Which lines of the records below contain the string "associated"? Report each of them.

*** Opening Study material ***

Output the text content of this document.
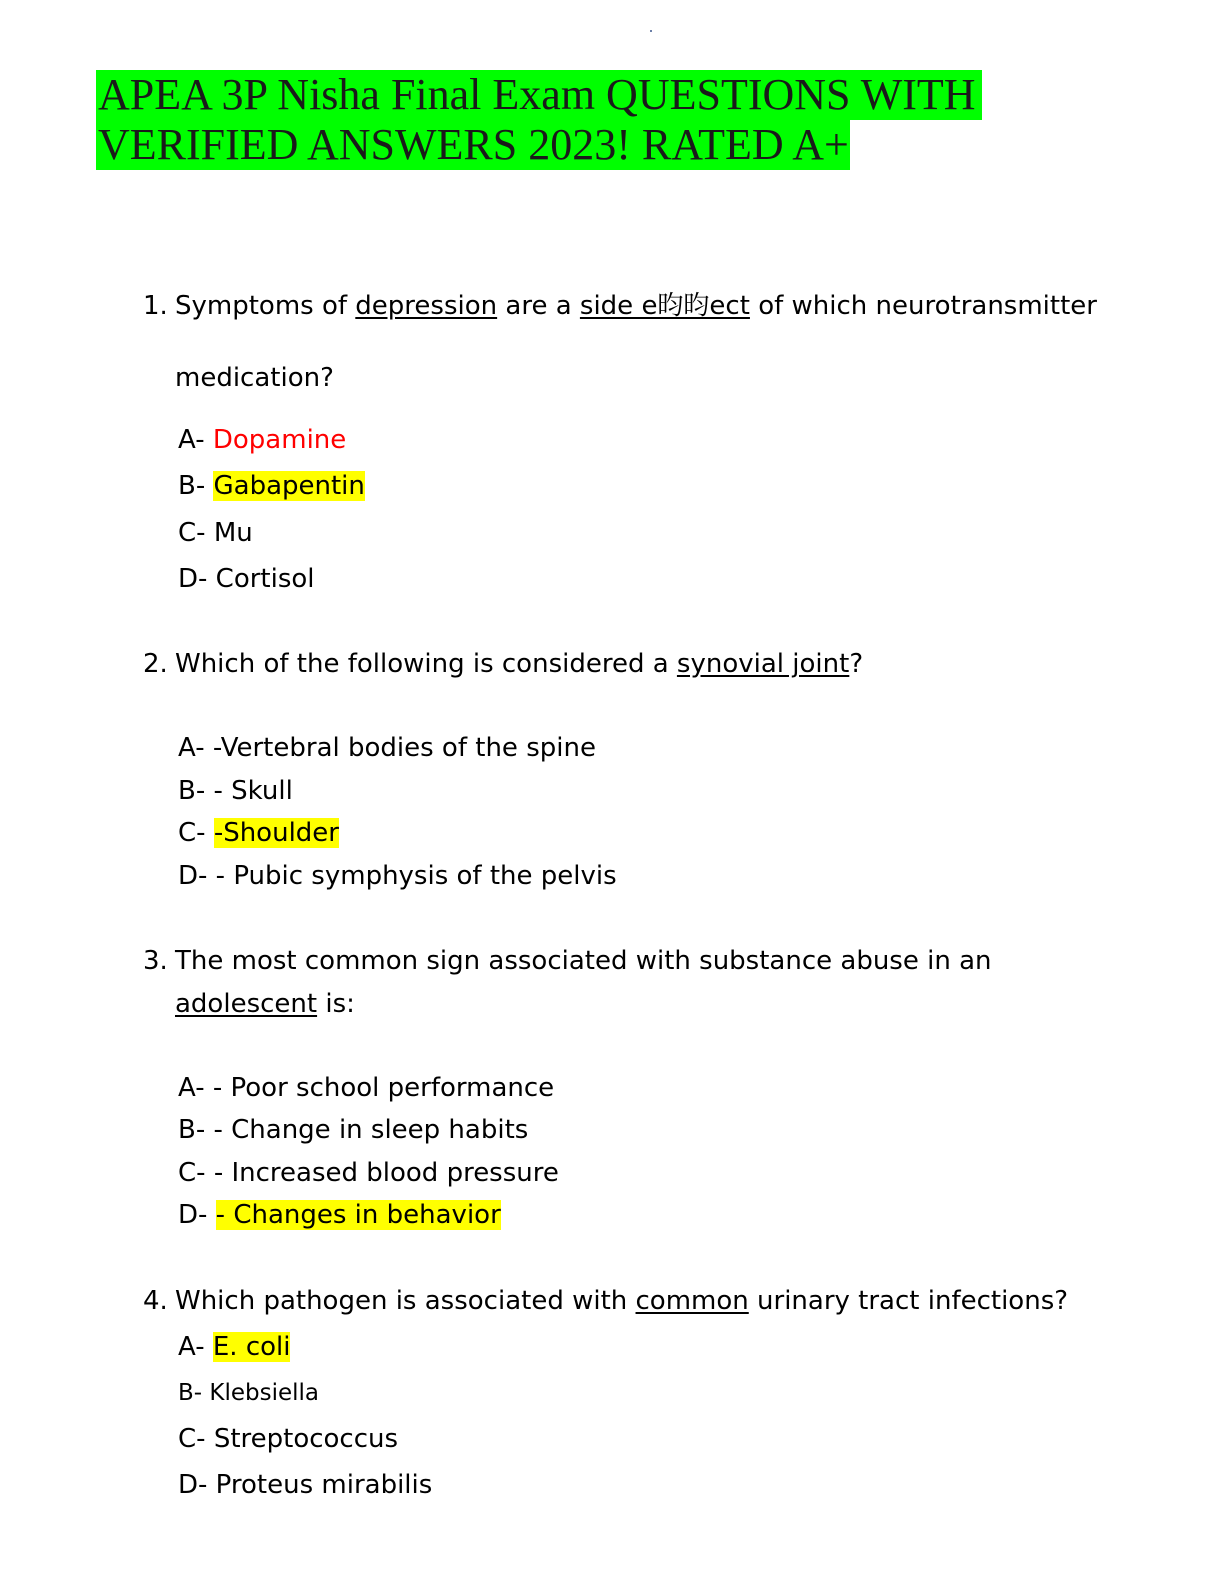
APEA 3P Nisha Final Exam QUESTIONS WITH
VERIFIED ANSWERS 2023! RATED A+
1. Symptoms of depression are a side e昀昀ect of which neurotransmitter
medication?
A- Dopamine
B- Gabapentin
C- Mu
D- Cortisol
2. Which of the following is considered a synovial joint?
A- -Vertebral bodies of the spine
B- - Skull
C- -Shoulder
D- - Pubic symphysis of the pelvis
3. The most common sign associated with substance abuse in an
adolescent is:
A- - Poor school performance
B- - Change in sleep habits
C- - Increased blood pressure
D- - Changes in behavior
4. Which pathogen is associated with common urinary tract infections?
A- E. coli
B- Klebsiella
C- Streptococcus
D- Proteus mirabilis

*** Closing Study material ***

- [Problem solution]
3. The most common sign associated with substance abuse in an
4. Which pathogen is associated with common urinary tract infections?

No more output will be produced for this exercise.